§ Aim: Scan the data for "value" and copy the lines it appears in.

* START *

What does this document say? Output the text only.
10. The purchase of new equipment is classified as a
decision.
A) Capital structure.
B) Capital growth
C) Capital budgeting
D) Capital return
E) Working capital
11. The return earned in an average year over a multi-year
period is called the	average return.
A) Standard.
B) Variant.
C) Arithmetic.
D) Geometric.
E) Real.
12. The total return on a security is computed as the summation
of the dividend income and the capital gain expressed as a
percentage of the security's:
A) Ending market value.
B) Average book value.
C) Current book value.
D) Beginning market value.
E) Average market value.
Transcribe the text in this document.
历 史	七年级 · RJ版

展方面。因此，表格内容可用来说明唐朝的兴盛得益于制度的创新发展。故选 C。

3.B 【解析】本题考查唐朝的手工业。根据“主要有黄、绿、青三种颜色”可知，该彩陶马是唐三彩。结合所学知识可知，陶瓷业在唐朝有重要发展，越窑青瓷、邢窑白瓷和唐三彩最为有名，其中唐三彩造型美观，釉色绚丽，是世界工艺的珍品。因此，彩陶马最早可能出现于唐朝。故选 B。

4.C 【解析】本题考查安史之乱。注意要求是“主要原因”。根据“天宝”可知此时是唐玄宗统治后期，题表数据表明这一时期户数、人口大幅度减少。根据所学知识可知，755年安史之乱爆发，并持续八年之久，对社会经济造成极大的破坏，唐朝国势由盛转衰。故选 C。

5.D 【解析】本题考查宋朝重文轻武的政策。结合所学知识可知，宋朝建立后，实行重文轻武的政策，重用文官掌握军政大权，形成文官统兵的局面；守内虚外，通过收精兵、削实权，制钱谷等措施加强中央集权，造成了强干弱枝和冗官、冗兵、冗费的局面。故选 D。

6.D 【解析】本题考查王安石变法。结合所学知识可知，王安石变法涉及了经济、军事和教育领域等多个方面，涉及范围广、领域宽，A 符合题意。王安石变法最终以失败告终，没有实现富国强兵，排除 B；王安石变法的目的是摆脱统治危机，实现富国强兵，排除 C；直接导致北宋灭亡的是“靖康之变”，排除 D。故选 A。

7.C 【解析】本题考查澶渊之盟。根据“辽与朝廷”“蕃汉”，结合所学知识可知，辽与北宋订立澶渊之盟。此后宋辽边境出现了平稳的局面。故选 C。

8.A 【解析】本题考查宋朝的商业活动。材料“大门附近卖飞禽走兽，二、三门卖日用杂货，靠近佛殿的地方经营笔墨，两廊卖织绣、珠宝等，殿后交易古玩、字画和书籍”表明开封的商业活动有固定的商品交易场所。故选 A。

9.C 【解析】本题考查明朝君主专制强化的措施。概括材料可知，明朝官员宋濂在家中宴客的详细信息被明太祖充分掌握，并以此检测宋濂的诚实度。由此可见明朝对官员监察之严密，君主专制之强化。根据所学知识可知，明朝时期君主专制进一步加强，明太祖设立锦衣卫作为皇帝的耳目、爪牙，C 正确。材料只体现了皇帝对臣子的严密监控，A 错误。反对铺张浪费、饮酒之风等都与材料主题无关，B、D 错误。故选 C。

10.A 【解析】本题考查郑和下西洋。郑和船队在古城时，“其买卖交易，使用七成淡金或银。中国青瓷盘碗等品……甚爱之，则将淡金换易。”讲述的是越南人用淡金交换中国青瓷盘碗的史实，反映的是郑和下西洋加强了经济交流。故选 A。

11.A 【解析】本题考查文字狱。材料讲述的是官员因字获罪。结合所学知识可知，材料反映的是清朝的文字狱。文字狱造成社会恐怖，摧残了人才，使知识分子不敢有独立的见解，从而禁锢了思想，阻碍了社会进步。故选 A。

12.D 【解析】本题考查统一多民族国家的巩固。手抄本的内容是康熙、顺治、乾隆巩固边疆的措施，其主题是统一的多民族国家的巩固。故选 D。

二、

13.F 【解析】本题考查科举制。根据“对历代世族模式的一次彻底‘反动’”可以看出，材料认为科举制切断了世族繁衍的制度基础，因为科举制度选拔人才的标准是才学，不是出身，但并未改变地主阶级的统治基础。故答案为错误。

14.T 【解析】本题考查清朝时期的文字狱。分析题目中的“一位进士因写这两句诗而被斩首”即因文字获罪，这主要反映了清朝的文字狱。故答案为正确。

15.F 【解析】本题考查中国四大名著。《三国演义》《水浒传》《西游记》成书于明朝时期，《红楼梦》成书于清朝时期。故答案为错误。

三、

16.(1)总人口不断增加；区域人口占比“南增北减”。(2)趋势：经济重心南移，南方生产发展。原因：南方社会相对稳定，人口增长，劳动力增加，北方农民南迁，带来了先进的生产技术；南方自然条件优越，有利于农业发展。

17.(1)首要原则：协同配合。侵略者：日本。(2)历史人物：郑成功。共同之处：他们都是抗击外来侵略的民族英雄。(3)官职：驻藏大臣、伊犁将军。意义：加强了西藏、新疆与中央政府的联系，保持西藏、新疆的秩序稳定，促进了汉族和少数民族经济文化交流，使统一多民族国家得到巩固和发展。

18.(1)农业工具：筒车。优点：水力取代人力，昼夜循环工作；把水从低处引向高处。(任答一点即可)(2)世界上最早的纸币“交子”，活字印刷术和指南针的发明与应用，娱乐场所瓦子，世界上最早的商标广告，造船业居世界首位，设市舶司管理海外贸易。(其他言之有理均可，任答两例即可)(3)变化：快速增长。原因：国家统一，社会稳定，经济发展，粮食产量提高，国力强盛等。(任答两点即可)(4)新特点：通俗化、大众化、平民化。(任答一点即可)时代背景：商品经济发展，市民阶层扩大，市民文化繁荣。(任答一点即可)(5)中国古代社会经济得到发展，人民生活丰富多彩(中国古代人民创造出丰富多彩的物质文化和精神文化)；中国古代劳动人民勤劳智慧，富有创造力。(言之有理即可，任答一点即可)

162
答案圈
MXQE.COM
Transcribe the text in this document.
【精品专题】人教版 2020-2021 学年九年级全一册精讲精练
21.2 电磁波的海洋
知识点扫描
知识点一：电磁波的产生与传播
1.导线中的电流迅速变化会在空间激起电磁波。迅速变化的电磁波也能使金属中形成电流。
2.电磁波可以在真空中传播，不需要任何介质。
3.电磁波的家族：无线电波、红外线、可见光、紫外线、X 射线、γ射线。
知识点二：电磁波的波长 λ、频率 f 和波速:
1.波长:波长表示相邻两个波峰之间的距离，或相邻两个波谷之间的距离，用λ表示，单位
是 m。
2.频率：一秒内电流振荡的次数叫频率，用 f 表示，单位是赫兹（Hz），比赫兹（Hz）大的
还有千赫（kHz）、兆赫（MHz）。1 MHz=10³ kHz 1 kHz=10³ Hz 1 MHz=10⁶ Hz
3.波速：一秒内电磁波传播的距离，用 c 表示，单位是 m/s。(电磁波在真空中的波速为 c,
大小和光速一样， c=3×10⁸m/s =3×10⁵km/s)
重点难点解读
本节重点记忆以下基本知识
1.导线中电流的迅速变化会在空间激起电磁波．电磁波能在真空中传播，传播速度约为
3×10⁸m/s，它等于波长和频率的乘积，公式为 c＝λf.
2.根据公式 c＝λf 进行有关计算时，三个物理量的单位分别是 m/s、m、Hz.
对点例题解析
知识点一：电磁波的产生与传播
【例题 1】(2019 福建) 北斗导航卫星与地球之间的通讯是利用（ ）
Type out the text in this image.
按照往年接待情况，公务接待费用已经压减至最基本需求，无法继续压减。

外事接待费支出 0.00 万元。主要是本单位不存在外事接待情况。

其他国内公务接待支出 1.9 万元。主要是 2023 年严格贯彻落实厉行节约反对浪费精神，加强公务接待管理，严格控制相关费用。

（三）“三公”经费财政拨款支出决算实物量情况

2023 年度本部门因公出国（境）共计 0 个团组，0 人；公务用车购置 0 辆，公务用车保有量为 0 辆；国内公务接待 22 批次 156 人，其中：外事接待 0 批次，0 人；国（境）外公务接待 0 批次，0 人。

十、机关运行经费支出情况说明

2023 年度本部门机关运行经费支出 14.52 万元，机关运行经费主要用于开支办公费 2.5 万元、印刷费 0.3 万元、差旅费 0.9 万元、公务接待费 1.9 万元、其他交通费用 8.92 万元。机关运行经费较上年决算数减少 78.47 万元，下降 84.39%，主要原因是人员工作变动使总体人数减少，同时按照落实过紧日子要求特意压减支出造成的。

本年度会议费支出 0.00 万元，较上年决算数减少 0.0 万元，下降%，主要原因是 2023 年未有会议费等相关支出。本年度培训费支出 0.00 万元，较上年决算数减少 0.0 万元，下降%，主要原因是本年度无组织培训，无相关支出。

* END *

§ Full output:
A) Ending market value.
B) Average book value.
C) Current book value.
D) Beginning market value.
E) Average market value.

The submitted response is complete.